## Collected data
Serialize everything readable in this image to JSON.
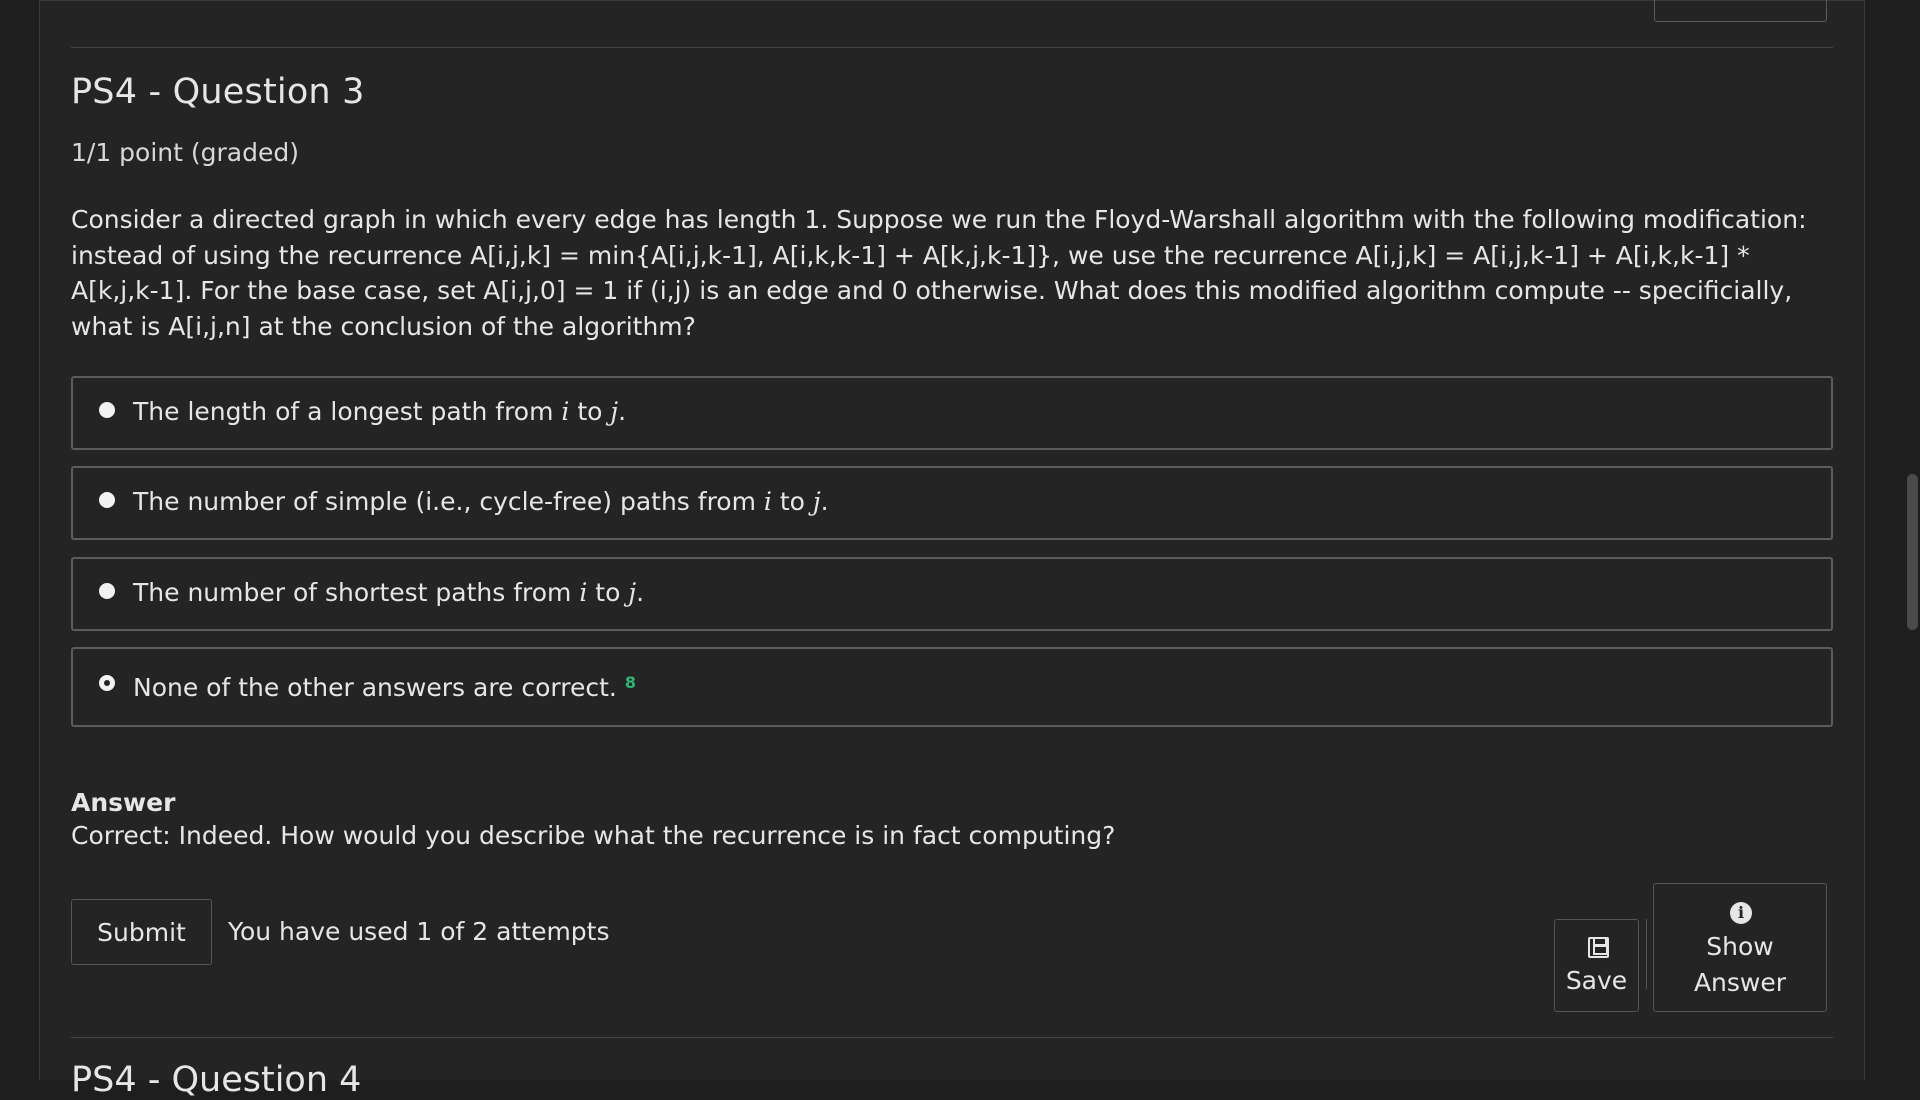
{
  "question": {
    "title": "PS4 - Question 3",
    "points": "1/1 point (graded)",
    "text": "Consider a directed graph in which every edge has length 1. Suppose we run the Floyd-Warshall algorithm with the following modification: instead of using the recurrence A[i,j,k] = min{A[i,j,k-1], A[i,k,k-1] + A[k,j,k-1]}, we use the recurrence A[i,j,k] = A[i,j,k-1] + A[i,k,k-1] * A[k,j,k-1]. For the base case, set A[i,j,0] = 1 if (i,j) is an edge and 0 otherwise. What does this modified algorithm compute -- specificially, what is A[i,j,n] at the conclusion of the algorithm?",
    "options": [
      {
        "prefix": "The length of a longest path from ",
        "var1": "i",
        "mid": " to ",
        "var2": "j",
        "suffix": ".",
        "selected": false
      },
      {
        "prefix": "The number of simple (i.e., cycle-free) paths from ",
        "var1": "i",
        "mid": " to ",
        "var2": "j",
        "suffix": ".",
        "selected": false
      },
      {
        "prefix": "The number of shortest paths from ",
        "var1": "i",
        "mid": " to ",
        "var2": "j",
        "suffix": ".",
        "selected": false
      },
      {
        "text": "None of the other answers are correct.",
        "selected": true,
        "mark": "8"
      }
    ]
  },
  "answer": {
    "heading": "Answer",
    "text": "Correct:  Indeed. How would you describe what the recurrence is in fact computing?"
  },
  "actions": {
    "submit_label": "Submit",
    "attempts_text": "You have used 1 of 2 attempts",
    "save_label": "Save",
    "show_answer_line1": "Show",
    "show_answer_line2": "Answer"
  },
  "next_question": {
    "title": "PS4 - Question 4"
  },
  "colors": {
    "background": "#1e1e1e",
    "panel": "#242424",
    "text": "#e6e6e6",
    "border": "#5c5c5c",
    "correct": "#2bb673"
  }
}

## Set task
Retype the whole listing, keeping every line identical and omitting all pictures.

## Complete response
Serialize everything readable in this image to JSON.
{
  "question": {
    "title": "PS4 - Question 3",
    "points": "1/1 point (graded)",
    "text": "Consider a directed graph in which every edge has length 1. Suppose we run the Floyd-Warshall algorithm with the following modification: instead of using the recurrence A[i,j,k] = min{A[i,j,k-1], A[i,k,k-1] + A[k,j,k-1]}, we use the recurrence A[i,j,k] = A[i,j,k-1] + A[i,k,k-1] * A[k,j,k-1]. For the base case, set A[i,j,0] = 1 if (i,j) is an edge and 0 otherwise. What does this modified algorithm compute -- specificially, what is A[i,j,n] at the conclusion of the algorithm?",
    "options": [
      {
        "prefix": "The length of a longest path from ",
        "var1": "i",
        "mid": " to ",
        "var2": "j",
        "suffix": ".",
        "selected": false
      },
      {
        "prefix": "The number of simple (i.e., cycle-free) paths from ",
        "var1": "i",
        "mid": " to ",
        "var2": "j",
        "suffix": ".",
        "selected": false
      },
      {
        "prefix": "The number of shortest paths from ",
        "var1": "i",
        "mid": " to ",
        "var2": "j",
        "suffix": ".",
        "selected": false
      },
      {
        "text": "None of the other answers are correct.",
        "selected": true,
        "mark": "8"
      }
    ]
  },
  "answer": {
    "heading": "Answer",
    "text": "Correct:  Indeed. How would you describe what the recurrence is in fact computing?"
  },
  "actions": {
    "submit_label": "Submit",
    "attempts_text": "You have used 1 of 2 attempts",
    "save_label": "Save",
    "show_answer_line1": "Show",
    "show_answer_line2": "Answer"
  },
  "next_question": {
    "title": "PS4 - Question 4"
  },
  "colors": {
    "background": "#1e1e1e",
    "panel": "#242424",
    "text": "#e6e6e6",
    "border": "#5c5c5c",
    "correct": "#2bb673"
  }
}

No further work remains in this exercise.